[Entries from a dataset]
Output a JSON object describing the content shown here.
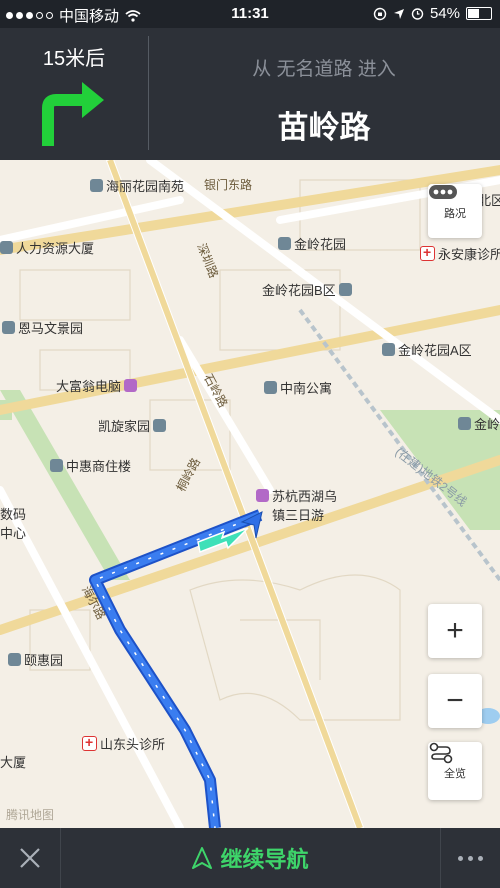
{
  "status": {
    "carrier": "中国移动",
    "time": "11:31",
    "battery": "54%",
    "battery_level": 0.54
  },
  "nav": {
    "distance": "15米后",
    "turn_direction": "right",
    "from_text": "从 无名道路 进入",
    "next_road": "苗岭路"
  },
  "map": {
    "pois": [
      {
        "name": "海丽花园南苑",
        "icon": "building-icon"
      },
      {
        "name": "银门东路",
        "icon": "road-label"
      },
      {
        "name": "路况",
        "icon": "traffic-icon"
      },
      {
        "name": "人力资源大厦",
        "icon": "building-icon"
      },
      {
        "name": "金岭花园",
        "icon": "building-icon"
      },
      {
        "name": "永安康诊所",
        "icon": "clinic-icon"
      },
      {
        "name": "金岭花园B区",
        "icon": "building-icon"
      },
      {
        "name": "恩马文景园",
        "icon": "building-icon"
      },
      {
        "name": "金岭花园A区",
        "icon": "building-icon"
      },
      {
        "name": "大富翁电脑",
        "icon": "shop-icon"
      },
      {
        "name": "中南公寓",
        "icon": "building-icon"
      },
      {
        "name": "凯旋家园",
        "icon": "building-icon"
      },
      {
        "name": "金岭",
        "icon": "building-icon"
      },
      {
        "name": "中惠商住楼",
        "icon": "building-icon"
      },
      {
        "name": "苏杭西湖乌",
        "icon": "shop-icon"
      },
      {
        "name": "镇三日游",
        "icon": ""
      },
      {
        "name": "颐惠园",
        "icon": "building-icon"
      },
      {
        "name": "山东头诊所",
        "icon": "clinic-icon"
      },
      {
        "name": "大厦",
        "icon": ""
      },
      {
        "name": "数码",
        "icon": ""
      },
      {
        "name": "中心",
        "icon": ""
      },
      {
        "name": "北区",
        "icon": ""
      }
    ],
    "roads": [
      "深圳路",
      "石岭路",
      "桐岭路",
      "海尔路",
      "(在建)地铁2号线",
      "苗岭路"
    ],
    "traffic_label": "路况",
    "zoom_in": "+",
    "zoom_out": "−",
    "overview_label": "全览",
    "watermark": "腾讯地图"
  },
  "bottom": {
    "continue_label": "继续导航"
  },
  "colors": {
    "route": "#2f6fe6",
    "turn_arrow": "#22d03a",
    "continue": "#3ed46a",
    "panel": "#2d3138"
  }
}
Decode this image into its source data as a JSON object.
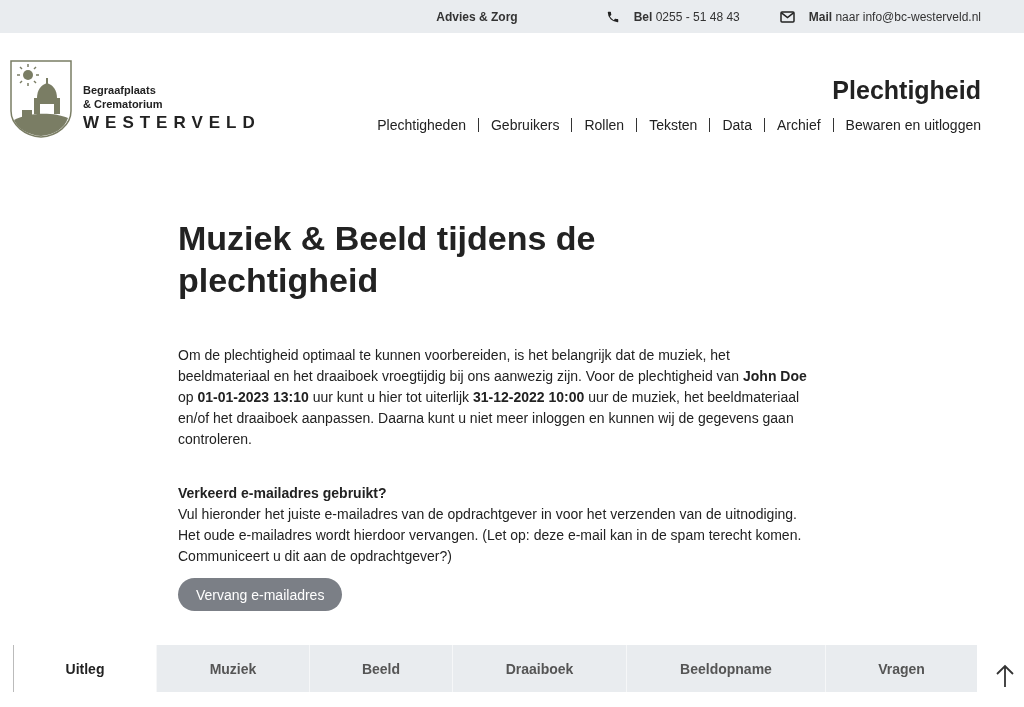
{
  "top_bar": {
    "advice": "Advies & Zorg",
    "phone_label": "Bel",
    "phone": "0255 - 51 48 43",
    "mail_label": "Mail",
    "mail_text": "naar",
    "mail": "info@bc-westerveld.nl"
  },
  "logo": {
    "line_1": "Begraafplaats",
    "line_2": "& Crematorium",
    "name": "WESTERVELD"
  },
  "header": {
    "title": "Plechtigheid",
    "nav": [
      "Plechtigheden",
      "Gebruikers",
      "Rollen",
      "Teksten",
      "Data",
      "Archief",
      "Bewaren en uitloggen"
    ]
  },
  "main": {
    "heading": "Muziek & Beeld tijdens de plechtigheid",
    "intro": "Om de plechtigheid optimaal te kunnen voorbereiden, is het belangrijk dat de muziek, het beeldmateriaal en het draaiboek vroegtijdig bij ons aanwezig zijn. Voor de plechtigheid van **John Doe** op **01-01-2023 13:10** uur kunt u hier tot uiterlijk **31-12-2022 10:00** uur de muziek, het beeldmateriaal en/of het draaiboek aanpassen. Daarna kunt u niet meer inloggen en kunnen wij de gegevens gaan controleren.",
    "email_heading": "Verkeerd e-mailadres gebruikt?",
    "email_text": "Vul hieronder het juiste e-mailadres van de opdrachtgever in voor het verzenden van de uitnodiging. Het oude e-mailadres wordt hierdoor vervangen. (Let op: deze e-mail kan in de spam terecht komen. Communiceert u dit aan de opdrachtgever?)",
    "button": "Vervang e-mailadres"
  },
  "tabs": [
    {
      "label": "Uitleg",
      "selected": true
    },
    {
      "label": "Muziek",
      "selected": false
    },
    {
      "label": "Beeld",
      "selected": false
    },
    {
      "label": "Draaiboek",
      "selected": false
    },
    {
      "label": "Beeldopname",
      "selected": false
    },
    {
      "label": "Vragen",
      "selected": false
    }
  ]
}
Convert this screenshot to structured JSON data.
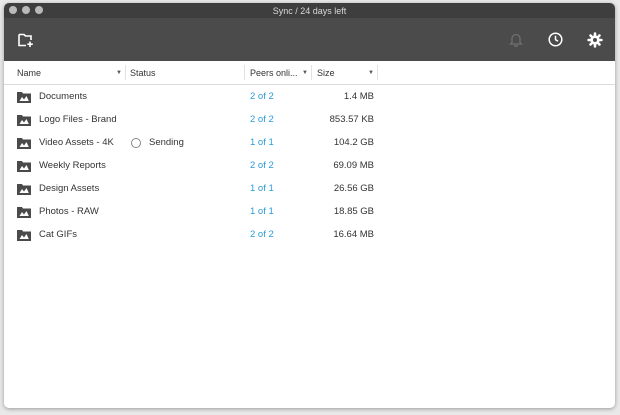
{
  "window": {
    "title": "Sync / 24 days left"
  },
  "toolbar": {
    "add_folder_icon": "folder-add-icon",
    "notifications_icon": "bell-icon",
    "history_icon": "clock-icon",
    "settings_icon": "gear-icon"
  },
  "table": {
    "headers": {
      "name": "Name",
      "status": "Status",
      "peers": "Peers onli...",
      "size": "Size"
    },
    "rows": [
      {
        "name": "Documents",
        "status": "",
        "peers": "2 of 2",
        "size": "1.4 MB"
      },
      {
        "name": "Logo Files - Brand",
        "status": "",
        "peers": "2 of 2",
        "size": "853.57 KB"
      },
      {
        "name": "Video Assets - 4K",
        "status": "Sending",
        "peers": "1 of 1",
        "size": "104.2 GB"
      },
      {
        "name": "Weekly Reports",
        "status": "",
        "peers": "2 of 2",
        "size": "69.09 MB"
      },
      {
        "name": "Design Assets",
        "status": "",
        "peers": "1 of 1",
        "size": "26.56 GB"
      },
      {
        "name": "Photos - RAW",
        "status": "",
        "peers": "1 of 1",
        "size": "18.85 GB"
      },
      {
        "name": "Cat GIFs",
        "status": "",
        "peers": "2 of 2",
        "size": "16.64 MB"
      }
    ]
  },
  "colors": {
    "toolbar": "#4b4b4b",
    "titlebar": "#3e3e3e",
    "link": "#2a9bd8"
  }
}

[Exercise aim] From the entries above, pull out each line that includes "mailadres".

[Answer for this exercise]
    "email_heading": "Verkeerd e-mailadres gebruikt?",
    "email_text": "Vul hieronder het juiste e-mailadres van de opdrachtgever in voor het verzenden van de uitnodiging. Het oude e-mailadres wordt hierdoor vervangen. (Let op: deze e-mail kan in de spam terecht komen. Communiceert u dit aan de opdrachtgever?)",
    "button": "Vervang e-mailadres"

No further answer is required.